• MATERIAL FOR THIS TASK
========

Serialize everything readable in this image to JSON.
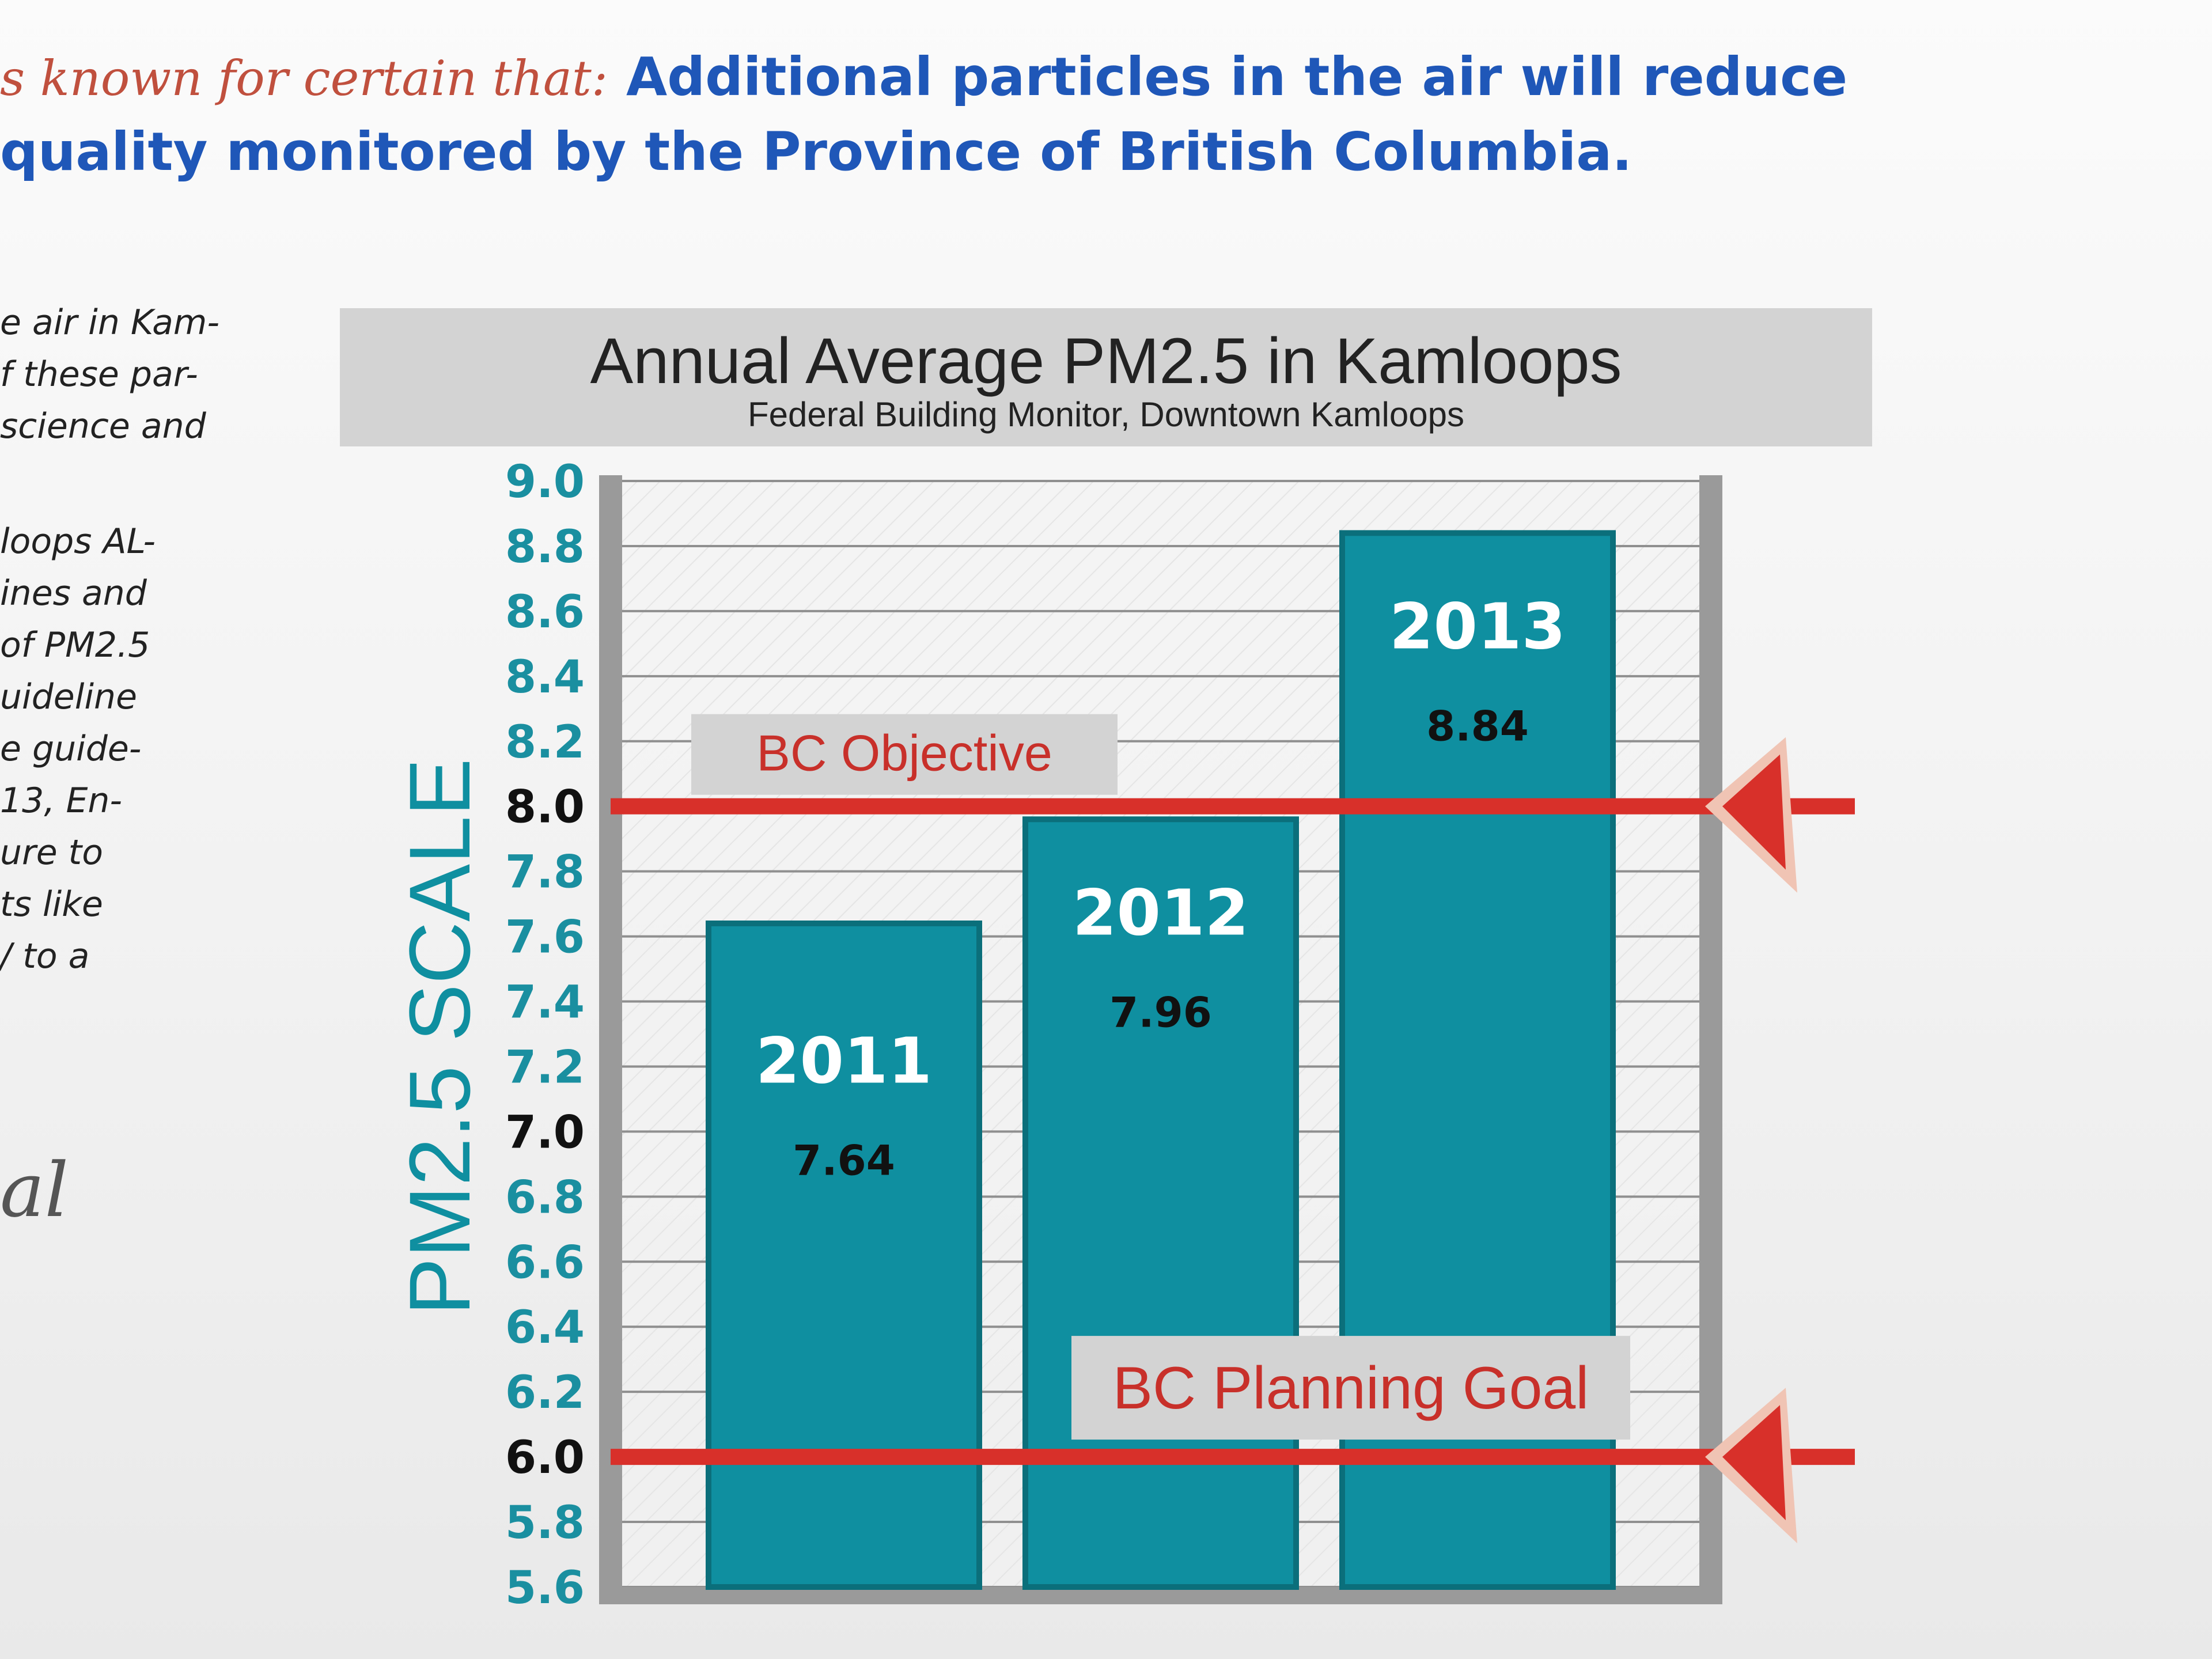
{
  "header": {
    "lead_text": "s known for certain that:",
    "line1_text": "Additional particles in the air will reduce",
    "line2_text": "quality monitored by the Province of British Columbia."
  },
  "side_text": {
    "block1": [
      "e air in Kam-",
      "f these par-",
      "science and"
    ],
    "block2": [
      "loops AL-",
      "ines and",
      "of PM2.5",
      "uideline",
      "e guide-",
      "13, En-",
      "ure to",
      "ts like",
      "/ to a"
    ],
    "fragment": "al"
  },
  "chart_data": {
    "type": "bar",
    "title": "Annual Average PM2.5 in Kamloops",
    "subtitle": "Federal Building Monitor, Downtown Kamloops",
    "ylabel": "PM2.5 SCALE",
    "ylim": [
      5.6,
      9.0
    ],
    "yticks": [
      "9.0",
      "8.8",
      "8.6",
      "8.4",
      "8.2",
      "8.0",
      "7.8",
      "7.6",
      "7.4",
      "7.2",
      "7.0",
      "6.8",
      "6.6",
      "6.4",
      "6.2",
      "6.0",
      "5.8",
      "5.6"
    ],
    "categories": [
      "2011",
      "2012",
      "2013"
    ],
    "values": [
      7.64,
      7.96,
      8.84
    ],
    "value_labels": [
      "7.64",
      "7.96",
      "8.84"
    ],
    "reference_lines": [
      {
        "label": "BC Objective",
        "value": 8.0
      },
      {
        "label": "BC Planning Goal",
        "value": 6.0
      }
    ],
    "grid": true,
    "colors": {
      "bar": "#0f8fa0",
      "bar_edge": "#0b6f7b",
      "reference_line": "#d8302a",
      "tick_label": "#1a8fa0",
      "tick_label_emphasis": "#111111",
      "title_band": "#d3d3d3"
    }
  }
}
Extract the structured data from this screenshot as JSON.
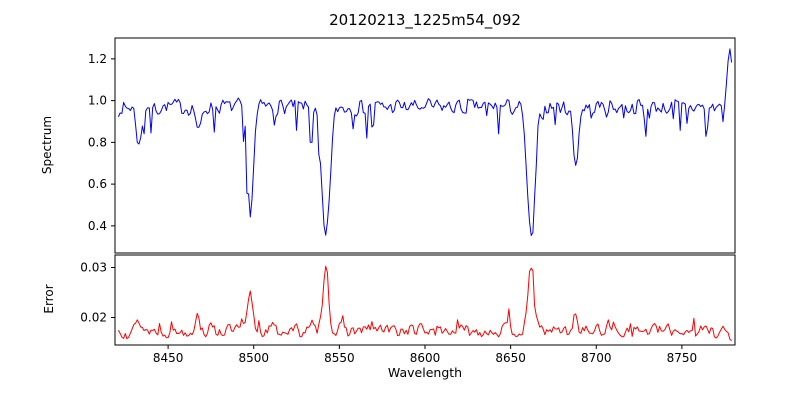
{
  "figure": {
    "title": "20120213_1225m54_092",
    "xlabel": "Wavelength",
    "ylabel_top": "Spectrum",
    "ylabel_bottom": "Error",
    "background": "#ffffff"
  },
  "chart_data": {
    "type": "line",
    "title": "20120213_1225m54_092",
    "xlabel": "Wavelength",
    "grid": false,
    "legend": null,
    "xlim": [
      8419,
      8781
    ],
    "xticks": [
      8450,
      8500,
      8550,
      8600,
      8650,
      8700,
      8750
    ],
    "xtick_labels": [
      "8450",
      "8500",
      "8550",
      "8600",
      "8650",
      "8700",
      "8750"
    ],
    "panels": [
      {
        "ylabel": "Spectrum",
        "ylim": [
          0.27,
          1.3
        ],
        "yticks": [
          0.4,
          0.6,
          0.8,
          1.0,
          1.2
        ],
        "ytick_labels": [
          "0.4",
          "0.6",
          "0.8",
          "1.0",
          "1.2"
        ],
        "series": {
          "name": "spectrum",
          "color": "#0000ee",
          "x_start": 8421,
          "x_end": 8779,
          "x_step": 1,
          "baseline": 0.97,
          "noise_amp": 0.1,
          "dip_prob": 0.1,
          "dip_max": 0.16,
          "spike_prob": 0,
          "spike_max": 0,
          "seed": 7,
          "absorption_lines": [
            {
              "center": 8433,
              "depth": 0.19,
              "width": 2.0
            },
            {
              "center": 8468,
              "depth": 0.13,
              "width": 2.0
            },
            {
              "center": 8498,
              "depth": 0.5,
              "width": 2.6
            },
            {
              "center": 8542,
              "depth": 0.64,
              "width": 3.4
            },
            {
              "center": 8662,
              "depth": 0.64,
              "width": 3.2
            },
            {
              "center": 8688,
              "depth": 0.27,
              "width": 2.2
            }
          ],
          "emission_spike": {
            "center": 8778,
            "amp": 0.27,
            "width": 1.8
          }
        }
      },
      {
        "ylabel": "Error",
        "ylim": [
          0.0145,
          0.0325
        ],
        "yticks": [
          0.02,
          0.03
        ],
        "ytick_labels": [
          "0.02",
          "0.03"
        ],
        "series": {
          "name": "error",
          "color": "#ff0000",
          "x_start": 8421,
          "x_end": 8779,
          "x_step": 1,
          "baseline": 0.0174,
          "noise_amp": 0.0035,
          "dip_prob": 0,
          "dip_max": 0,
          "spike_prob": 0.07,
          "spike_max": 0.003,
          "seed": 13,
          "peaks": [
            {
              "center": 8433,
              "amp": 0.002,
              "width": 2.0
            },
            {
              "center": 8467,
              "amp": 0.0028,
              "width": 2.0
            },
            {
              "center": 8498,
              "amp": 0.0072,
              "width": 2.2
            },
            {
              "center": 8542,
              "amp": 0.014,
              "width": 2.2
            },
            {
              "center": 8662,
              "amp": 0.0132,
              "width": 2.2
            },
            {
              "center": 8688,
              "amp": 0.0028,
              "width": 2.0
            }
          ],
          "end_dip": {
            "center": 8779,
            "amp": -0.0018,
            "width": 2.0
          }
        }
      }
    ]
  }
}
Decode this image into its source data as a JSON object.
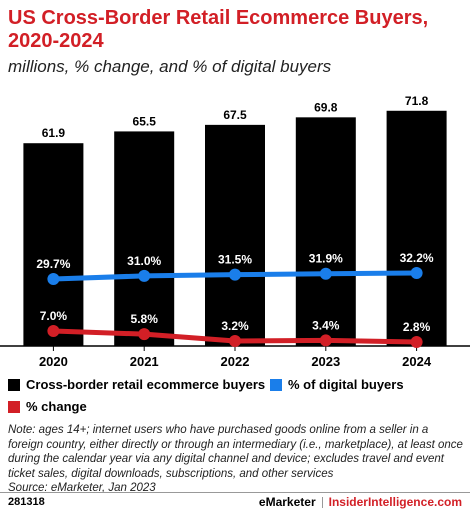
{
  "header": {
    "title": "US Cross-Border Retail Ecommerce Buyers, 2020-2024",
    "subtitle": "millions, % change, and % of digital buyers"
  },
  "chart_data": {
    "type": "bar",
    "categories": [
      "2020",
      "2021",
      "2022",
      "2023",
      "2024"
    ],
    "series": [
      {
        "name": "Cross-border retail ecommerce buyers",
        "kind": "bar",
        "color": "#000000",
        "values": [
          61.9,
          65.5,
          67.5,
          69.8,
          71.8
        ],
        "labels": [
          "61.9",
          "65.5",
          "67.5",
          "69.8",
          "71.8"
        ]
      },
      {
        "name": "% of digital buyers",
        "kind": "line",
        "color": "#1a7eea",
        "values": [
          29.7,
          31.0,
          31.5,
          31.9,
          32.2
        ],
        "labels": [
          "29.7%",
          "31.0%",
          "31.5%",
          "31.9%",
          "32.2%"
        ]
      },
      {
        "name": "% change",
        "kind": "line",
        "color": "#d21f26",
        "values": [
          7.0,
          5.8,
          3.2,
          3.4,
          2.8
        ],
        "labels": [
          "7.0%",
          "5.8%",
          "3.2%",
          "3.4%",
          "2.8%"
        ]
      }
    ],
    "legend_position": "bottom",
    "grid": false
  },
  "legend": {
    "bars": "Cross-border retail ecommerce buyers",
    "digital": "% of digital buyers",
    "change": "% change"
  },
  "note": "Note: ages 14+; internet users who have purchased goods online from a seller in a foreign country, either directly or through an intermediary (i.e., marketplace), at least once during the calendar year via any digital channel and device; excludes travel and event ticket sales, digital downloads, subscriptions, and other services",
  "source": "Source: eMarketer, Jan 2023",
  "footer": {
    "id": "281318",
    "brand_left": "eMarketer",
    "brand_right": "InsiderIntelligence.com"
  },
  "colors": {
    "accent": "#d21f26",
    "blue": "#1a7eea",
    "bar": "#000000"
  }
}
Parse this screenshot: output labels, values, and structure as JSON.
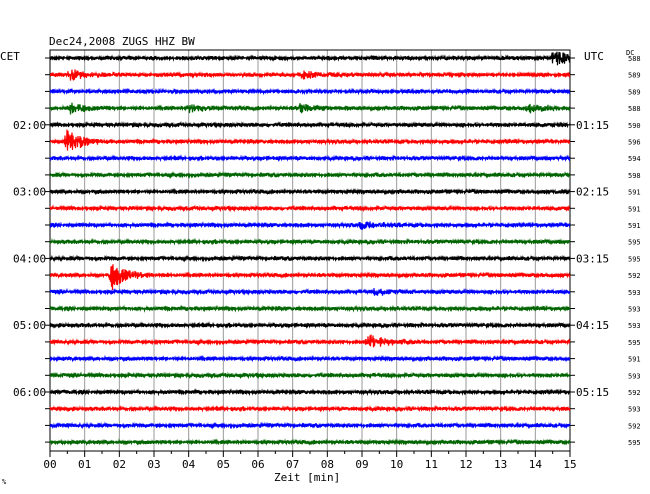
{
  "header": {
    "title": "Dec24,2008   ZUGS HHZ BW",
    "left_zone": "CET",
    "right_zone": "UTC",
    "dc_label": "DC",
    "footnote": "%"
  },
  "colors": {
    "trace_cycle": [
      "#000000",
      "#ff0000",
      "#0000ff",
      "#006400"
    ],
    "grid": "#9a9a9a",
    "frame": "#000000"
  },
  "chart_data": {
    "type": "line",
    "title": "Dec24,2008   ZUGS HHZ BW",
    "xlabel": "Zeit [min]",
    "xlim": [
      0,
      15
    ],
    "x_ticks": [
      "00",
      "01",
      "02",
      "03",
      "04",
      "05",
      "06",
      "07",
      "08",
      "09",
      "10",
      "11",
      "12",
      "13",
      "14",
      "15"
    ],
    "grid": true,
    "rows": 24,
    "left_time_labels": [
      {
        "row": 4,
        "label": "02:00"
      },
      {
        "row": 8,
        "label": "03:00"
      },
      {
        "row": 12,
        "label": "04:00"
      },
      {
        "row": 16,
        "label": "05:00"
      },
      {
        "row": 20,
        "label": "06:00"
      }
    ],
    "right_time_labels": [
      {
        "row": 0,
        "label": "UTC"
      },
      {
        "row": 4,
        "label": "01:15"
      },
      {
        "row": 8,
        "label": "02:15"
      },
      {
        "row": 12,
        "label": "03:15"
      },
      {
        "row": 16,
        "label": "04:15"
      },
      {
        "row": 20,
        "label": "05:15"
      }
    ],
    "dc_values": [
      "588",
      "589",
      "589",
      "588",
      "590",
      "596",
      "594",
      "598",
      "591",
      "591",
      "591",
      "595",
      "595",
      "592",
      "593",
      "593",
      "593",
      "595",
      "591",
      "593",
      "592",
      "593",
      "592",
      "595"
    ],
    "events": [
      {
        "row": 0,
        "minute": 14.5,
        "amplitude": 4.0
      },
      {
        "row": 1,
        "minute": 0.6,
        "amplitude": 2.0
      },
      {
        "row": 1,
        "minute": 7.3,
        "amplitude": 1.6
      },
      {
        "row": 3,
        "minute": 0.6,
        "amplitude": 2.0
      },
      {
        "row": 3,
        "minute": 4.0,
        "amplitude": 1.6
      },
      {
        "row": 3,
        "minute": 7.2,
        "amplitude": 1.8
      },
      {
        "row": 3,
        "minute": 13.8,
        "amplitude": 1.6
      },
      {
        "row": 5,
        "minute": 0.5,
        "amplitude": 5.0
      },
      {
        "row": 10,
        "minute": 9.0,
        "amplitude": 1.6
      },
      {
        "row": 13,
        "minute": 1.8,
        "amplitude": 6.0
      },
      {
        "row": 14,
        "minute": 9.4,
        "amplitude": 1.5
      },
      {
        "row": 17,
        "minute": 9.2,
        "amplitude": 3.5
      }
    ]
  }
}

========

• EXERCISE OBJECTIVE
Count the lines in the entries above that include the string "name", then give only that figure.

• FINAL ANSWER
5